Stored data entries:
## BEGIN
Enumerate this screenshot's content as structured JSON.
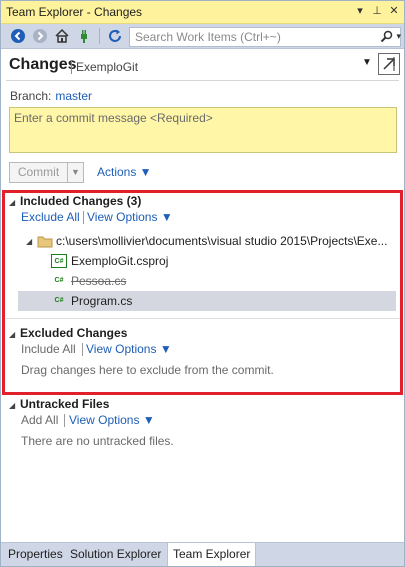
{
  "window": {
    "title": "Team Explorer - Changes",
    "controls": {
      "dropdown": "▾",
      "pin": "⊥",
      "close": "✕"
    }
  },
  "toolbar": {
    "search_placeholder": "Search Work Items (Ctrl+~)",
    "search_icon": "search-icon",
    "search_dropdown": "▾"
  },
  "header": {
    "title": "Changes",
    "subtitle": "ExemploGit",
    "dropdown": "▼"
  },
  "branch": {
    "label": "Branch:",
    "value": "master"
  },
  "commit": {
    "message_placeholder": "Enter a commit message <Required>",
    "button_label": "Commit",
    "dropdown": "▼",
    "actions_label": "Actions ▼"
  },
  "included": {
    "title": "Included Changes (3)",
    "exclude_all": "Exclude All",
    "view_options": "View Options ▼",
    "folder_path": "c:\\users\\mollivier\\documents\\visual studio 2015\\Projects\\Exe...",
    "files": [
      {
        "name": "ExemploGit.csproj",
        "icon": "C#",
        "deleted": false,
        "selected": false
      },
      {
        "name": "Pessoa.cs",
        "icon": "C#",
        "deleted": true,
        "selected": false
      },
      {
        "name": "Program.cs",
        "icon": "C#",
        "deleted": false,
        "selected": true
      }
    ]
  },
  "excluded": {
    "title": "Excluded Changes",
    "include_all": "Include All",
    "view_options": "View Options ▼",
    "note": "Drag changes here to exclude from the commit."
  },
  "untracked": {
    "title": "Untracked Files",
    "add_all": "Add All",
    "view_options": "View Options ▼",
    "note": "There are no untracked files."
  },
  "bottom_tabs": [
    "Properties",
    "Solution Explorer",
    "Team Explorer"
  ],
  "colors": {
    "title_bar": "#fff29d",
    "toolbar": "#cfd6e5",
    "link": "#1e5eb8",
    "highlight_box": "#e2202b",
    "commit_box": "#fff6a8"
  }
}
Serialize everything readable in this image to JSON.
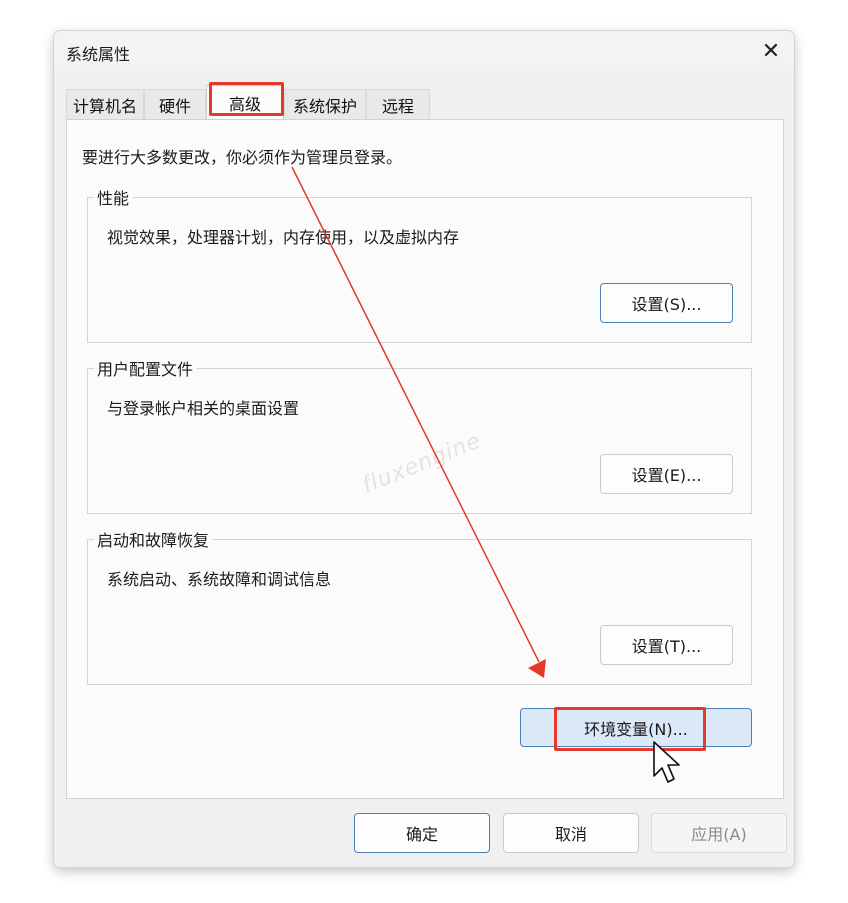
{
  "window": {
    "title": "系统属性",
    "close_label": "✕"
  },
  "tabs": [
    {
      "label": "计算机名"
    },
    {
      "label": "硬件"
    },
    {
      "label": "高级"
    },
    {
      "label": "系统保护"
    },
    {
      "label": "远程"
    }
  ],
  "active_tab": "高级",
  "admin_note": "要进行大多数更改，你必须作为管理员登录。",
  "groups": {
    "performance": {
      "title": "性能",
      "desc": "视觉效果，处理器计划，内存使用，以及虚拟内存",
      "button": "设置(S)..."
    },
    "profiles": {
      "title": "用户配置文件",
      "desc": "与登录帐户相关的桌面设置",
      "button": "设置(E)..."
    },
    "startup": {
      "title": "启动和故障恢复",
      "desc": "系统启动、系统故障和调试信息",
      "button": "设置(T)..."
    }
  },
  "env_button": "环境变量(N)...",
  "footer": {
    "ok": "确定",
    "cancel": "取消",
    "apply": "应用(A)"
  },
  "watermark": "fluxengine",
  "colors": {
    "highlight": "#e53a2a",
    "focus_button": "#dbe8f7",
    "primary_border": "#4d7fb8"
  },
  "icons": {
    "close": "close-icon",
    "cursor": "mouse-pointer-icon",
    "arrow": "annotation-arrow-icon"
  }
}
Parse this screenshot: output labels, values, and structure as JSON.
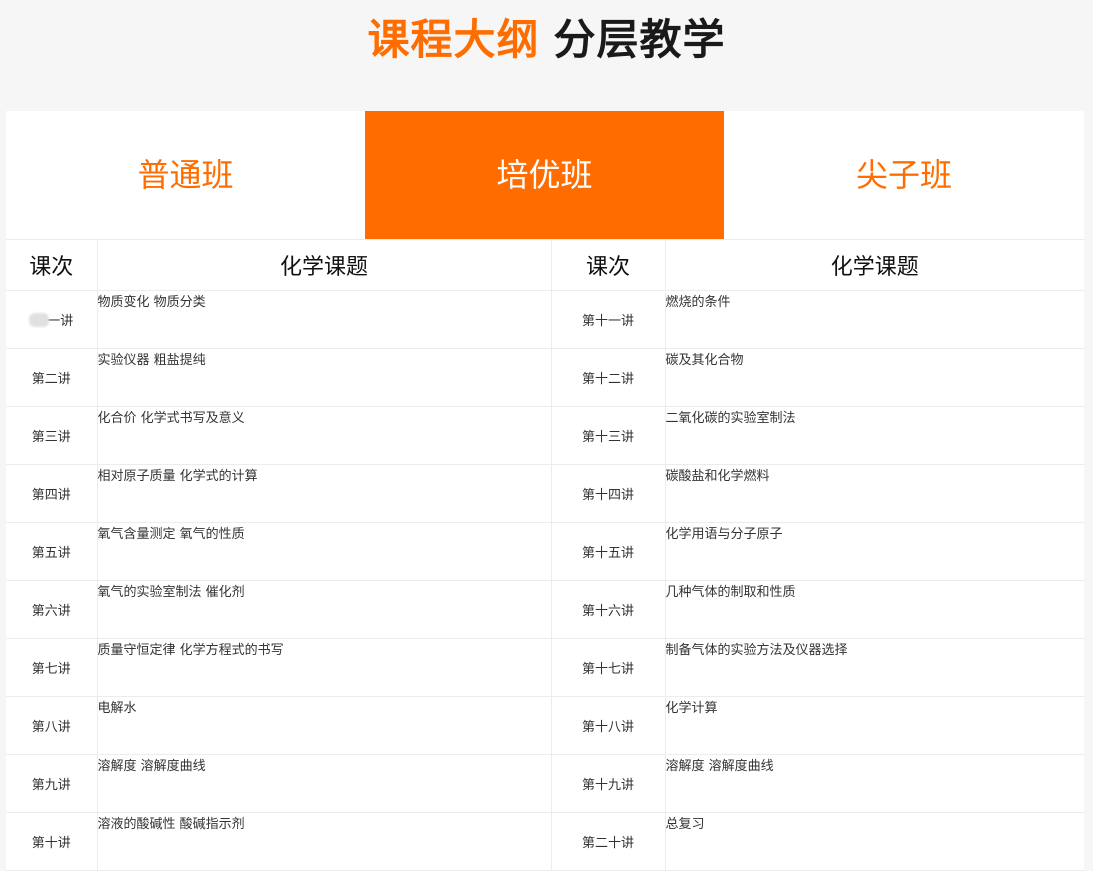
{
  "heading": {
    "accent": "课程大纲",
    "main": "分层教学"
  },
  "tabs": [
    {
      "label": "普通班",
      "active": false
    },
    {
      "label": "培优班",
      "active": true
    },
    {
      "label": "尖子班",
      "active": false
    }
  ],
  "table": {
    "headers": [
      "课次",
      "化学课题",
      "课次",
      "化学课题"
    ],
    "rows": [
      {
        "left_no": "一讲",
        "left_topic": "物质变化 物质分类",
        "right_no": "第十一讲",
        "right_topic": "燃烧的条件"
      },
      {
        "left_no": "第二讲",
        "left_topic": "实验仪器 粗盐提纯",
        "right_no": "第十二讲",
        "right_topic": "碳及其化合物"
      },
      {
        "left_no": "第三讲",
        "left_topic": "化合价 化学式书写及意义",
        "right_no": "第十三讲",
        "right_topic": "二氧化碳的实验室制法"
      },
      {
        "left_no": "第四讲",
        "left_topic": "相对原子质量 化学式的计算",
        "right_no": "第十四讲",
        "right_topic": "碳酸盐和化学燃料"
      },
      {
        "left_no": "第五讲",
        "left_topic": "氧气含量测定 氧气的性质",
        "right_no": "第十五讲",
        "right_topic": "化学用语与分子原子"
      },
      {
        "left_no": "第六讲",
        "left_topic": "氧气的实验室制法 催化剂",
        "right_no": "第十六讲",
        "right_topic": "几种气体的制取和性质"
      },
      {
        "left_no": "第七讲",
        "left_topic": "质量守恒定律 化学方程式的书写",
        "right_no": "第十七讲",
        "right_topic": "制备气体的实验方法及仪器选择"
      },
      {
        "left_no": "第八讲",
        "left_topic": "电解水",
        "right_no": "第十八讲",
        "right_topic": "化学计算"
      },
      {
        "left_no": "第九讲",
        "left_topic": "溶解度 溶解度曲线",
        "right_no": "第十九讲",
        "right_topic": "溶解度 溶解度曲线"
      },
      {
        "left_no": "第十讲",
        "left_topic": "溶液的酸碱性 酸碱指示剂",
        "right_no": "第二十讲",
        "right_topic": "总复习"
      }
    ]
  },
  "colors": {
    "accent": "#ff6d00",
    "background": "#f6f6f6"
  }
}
## END
Every line in the data above that contains "Team" needs to be copied.

    "title": "Team Explorer - Changes",
    "Team Explorer"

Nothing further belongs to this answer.